MATERIAL PROVIDED:
· · ·

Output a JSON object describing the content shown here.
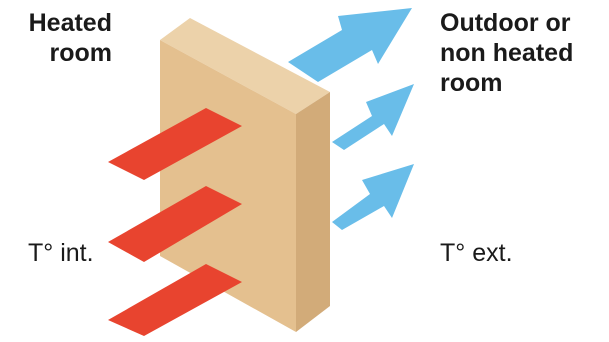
{
  "labels": {
    "heated_room": [
      "Heated",
      "room"
    ],
    "outdoor": [
      "Outdoor or",
      "non heated",
      "room"
    ],
    "t_int": "T° int.",
    "t_ext": "T° ext."
  },
  "colors": {
    "wall_front": "#e4c08f",
    "wall_top": "#ecd2aa",
    "wall_side": "#d2ab79",
    "heat_arrow": "#e8442f",
    "cold_arrow": "#69bde9",
    "text": "#1a1a1a",
    "background": "#ffffff"
  },
  "elements": {
    "heat_flows_in": 3,
    "heat_flows_out": 3
  }
}
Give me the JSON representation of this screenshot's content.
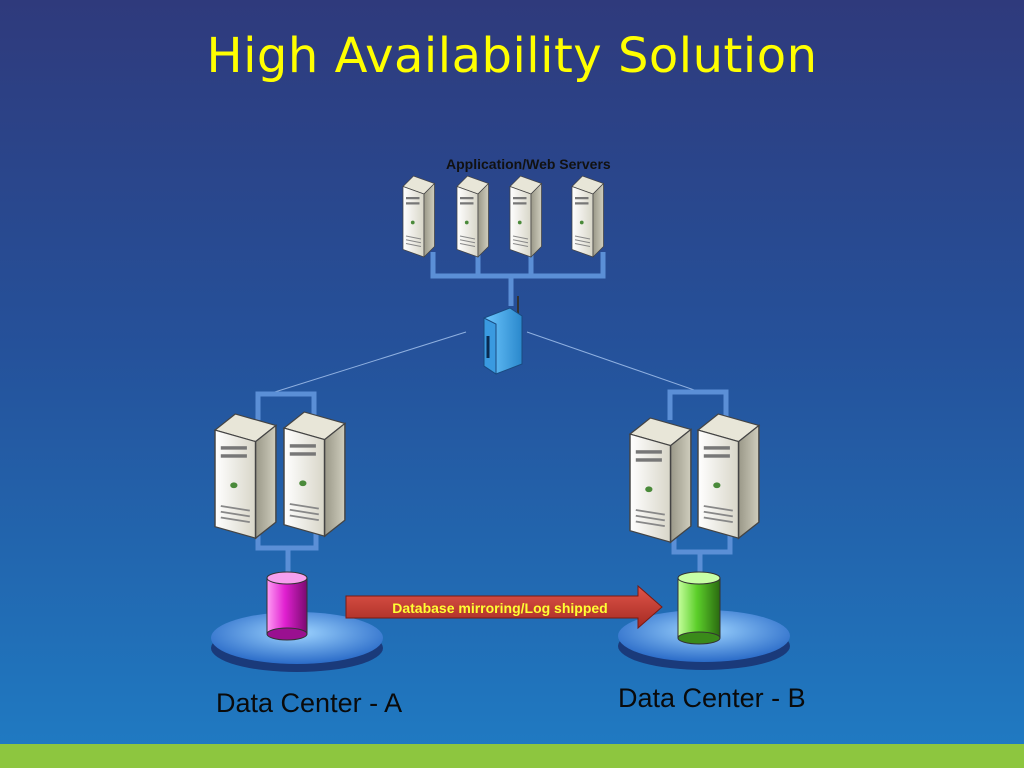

· · ·

THE PROBLEM: Copy the material above exactly and drop the pictures.

TASK RESPONSE:
Output a JSON object describing the content shown here.
{
  "labels": {
    "heated_room": [
      "Heated",
      "room"
    ],
    "outdoor": [
      "Outdoor or",
      "non heated",
      "room"
    ],
    "t_int": "T° int.",
    "t_ext": "T° ext."
  },
  "colors": {
    "wall_front": "#e4c08f",
    "wall_top": "#ecd2aa",
    "wall_side": "#d2ab79",
    "heat_arrow": "#e8442f",
    "cold_arrow": "#69bde9",
    "text": "#1a1a1a",
    "background": "#ffffff"
  },
  "elements": {
    "heat_flows_in": 3,
    "heat_flows_out": 3
  }
}
Give me the JSON representation of this screenshot's content.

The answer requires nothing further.